[Entries taken from a collection]
━━━━━━━━━━━━━━━━

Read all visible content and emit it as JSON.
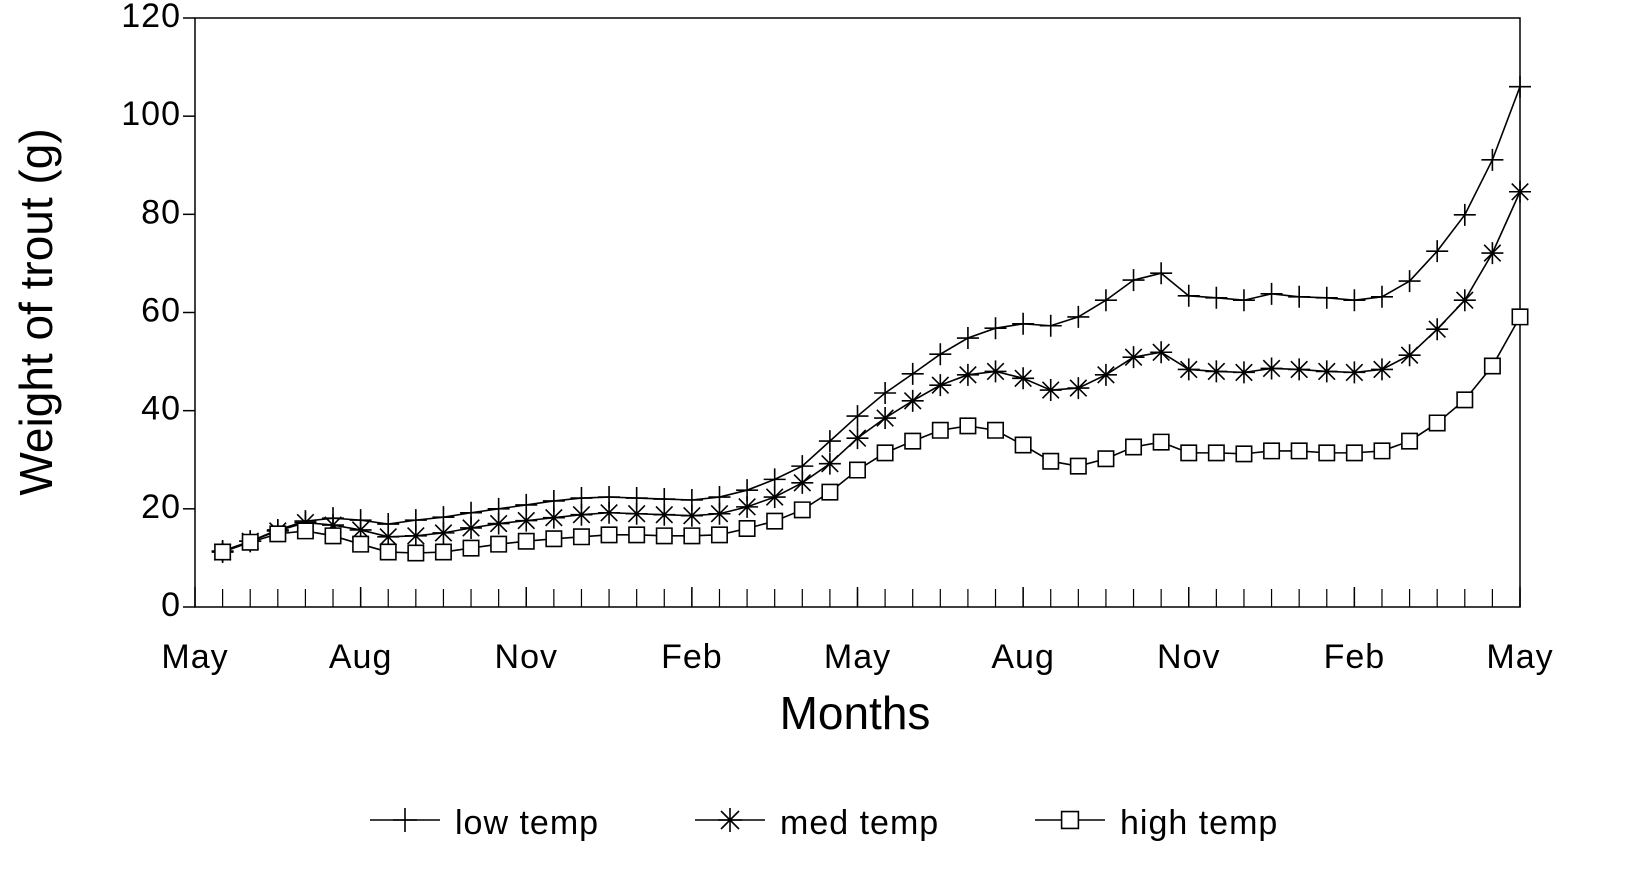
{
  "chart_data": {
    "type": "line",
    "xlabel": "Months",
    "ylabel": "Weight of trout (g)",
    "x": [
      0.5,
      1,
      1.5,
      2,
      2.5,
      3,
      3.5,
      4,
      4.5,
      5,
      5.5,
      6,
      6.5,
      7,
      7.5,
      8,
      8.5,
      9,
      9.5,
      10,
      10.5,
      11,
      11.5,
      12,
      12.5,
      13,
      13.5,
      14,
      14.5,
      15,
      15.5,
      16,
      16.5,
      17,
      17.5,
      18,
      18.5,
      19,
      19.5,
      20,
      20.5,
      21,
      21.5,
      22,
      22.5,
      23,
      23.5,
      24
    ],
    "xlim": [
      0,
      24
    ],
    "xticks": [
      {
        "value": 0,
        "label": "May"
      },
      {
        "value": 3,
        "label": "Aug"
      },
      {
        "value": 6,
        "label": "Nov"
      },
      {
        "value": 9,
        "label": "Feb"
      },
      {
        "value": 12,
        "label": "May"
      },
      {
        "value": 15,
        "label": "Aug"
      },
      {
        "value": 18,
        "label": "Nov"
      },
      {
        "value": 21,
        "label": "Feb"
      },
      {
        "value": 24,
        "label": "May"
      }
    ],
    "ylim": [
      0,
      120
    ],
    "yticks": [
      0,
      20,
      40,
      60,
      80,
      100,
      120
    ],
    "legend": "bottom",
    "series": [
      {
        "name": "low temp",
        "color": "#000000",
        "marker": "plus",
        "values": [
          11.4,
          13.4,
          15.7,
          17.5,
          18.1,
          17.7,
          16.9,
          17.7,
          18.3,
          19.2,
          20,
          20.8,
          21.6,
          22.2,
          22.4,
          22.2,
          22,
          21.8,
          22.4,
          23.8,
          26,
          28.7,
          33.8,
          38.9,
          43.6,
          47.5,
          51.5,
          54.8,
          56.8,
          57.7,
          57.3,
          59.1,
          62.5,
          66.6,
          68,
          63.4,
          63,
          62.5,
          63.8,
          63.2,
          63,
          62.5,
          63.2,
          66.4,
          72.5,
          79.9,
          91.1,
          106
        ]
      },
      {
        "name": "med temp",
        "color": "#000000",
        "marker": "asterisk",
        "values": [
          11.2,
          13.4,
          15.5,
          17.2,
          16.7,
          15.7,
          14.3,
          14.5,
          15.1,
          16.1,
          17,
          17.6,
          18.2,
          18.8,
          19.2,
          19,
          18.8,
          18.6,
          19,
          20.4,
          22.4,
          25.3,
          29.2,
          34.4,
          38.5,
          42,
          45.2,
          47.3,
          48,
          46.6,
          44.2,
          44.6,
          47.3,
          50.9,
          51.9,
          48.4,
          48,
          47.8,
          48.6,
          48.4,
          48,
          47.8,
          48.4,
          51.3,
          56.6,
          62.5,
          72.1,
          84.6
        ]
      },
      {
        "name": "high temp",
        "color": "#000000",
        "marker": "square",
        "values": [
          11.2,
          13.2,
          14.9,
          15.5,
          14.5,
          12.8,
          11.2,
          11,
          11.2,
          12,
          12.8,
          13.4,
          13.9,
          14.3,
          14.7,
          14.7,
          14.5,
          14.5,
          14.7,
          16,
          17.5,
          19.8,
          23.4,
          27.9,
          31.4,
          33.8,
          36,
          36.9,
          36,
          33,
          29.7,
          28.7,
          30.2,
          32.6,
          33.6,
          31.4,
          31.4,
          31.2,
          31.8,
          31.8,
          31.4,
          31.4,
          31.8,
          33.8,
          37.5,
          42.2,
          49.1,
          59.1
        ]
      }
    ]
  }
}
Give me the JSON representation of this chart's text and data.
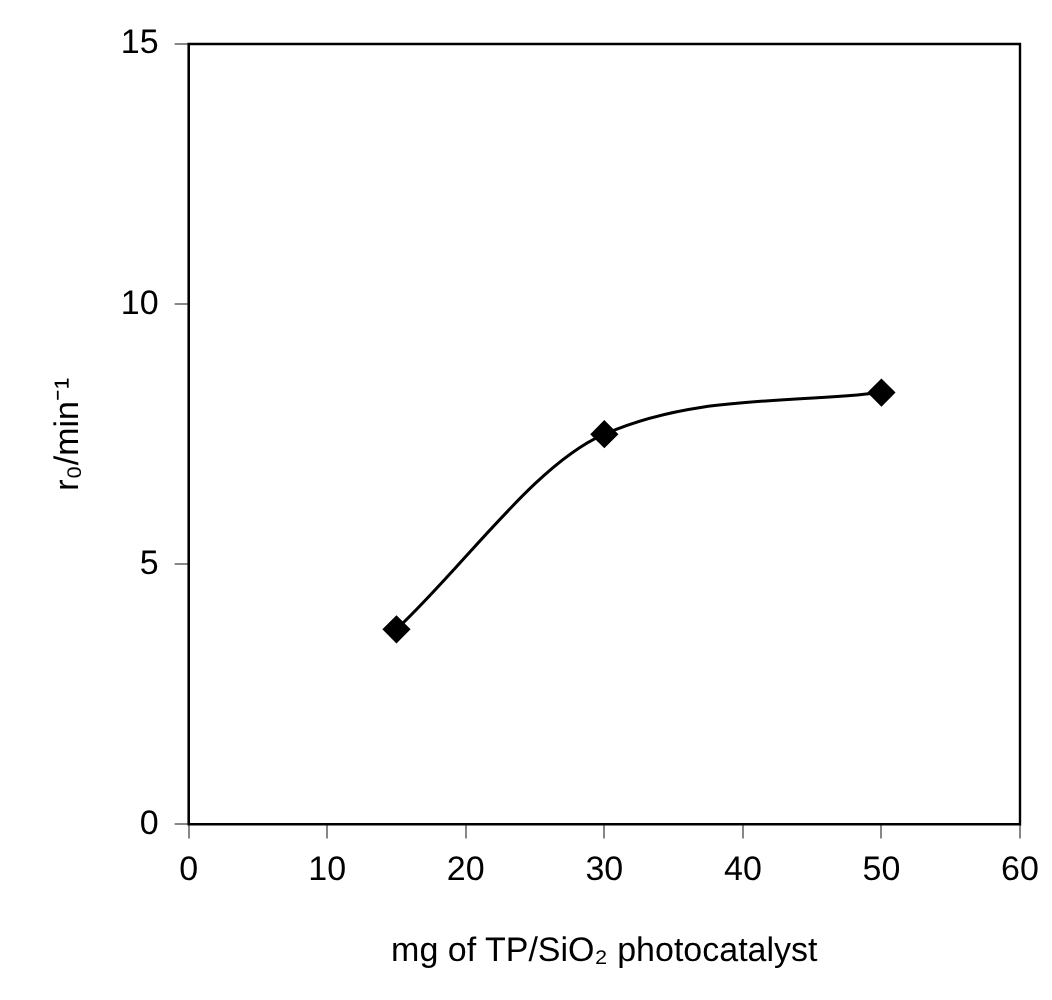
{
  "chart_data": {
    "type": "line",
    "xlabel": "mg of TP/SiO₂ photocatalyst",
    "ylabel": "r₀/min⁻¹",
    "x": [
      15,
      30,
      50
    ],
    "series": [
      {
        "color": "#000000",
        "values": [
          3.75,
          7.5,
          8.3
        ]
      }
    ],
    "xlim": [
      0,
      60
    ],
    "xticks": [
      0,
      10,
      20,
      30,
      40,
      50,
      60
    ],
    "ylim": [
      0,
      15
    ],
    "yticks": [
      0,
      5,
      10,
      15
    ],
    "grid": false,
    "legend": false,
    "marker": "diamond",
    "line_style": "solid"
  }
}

━━━━━━━━━━━━━━━━

What is being asked
From the data above, copy each line that has the string "temp".

Final result
        "name": "low temp",
        "name": "med temp",
        "name": "high temp",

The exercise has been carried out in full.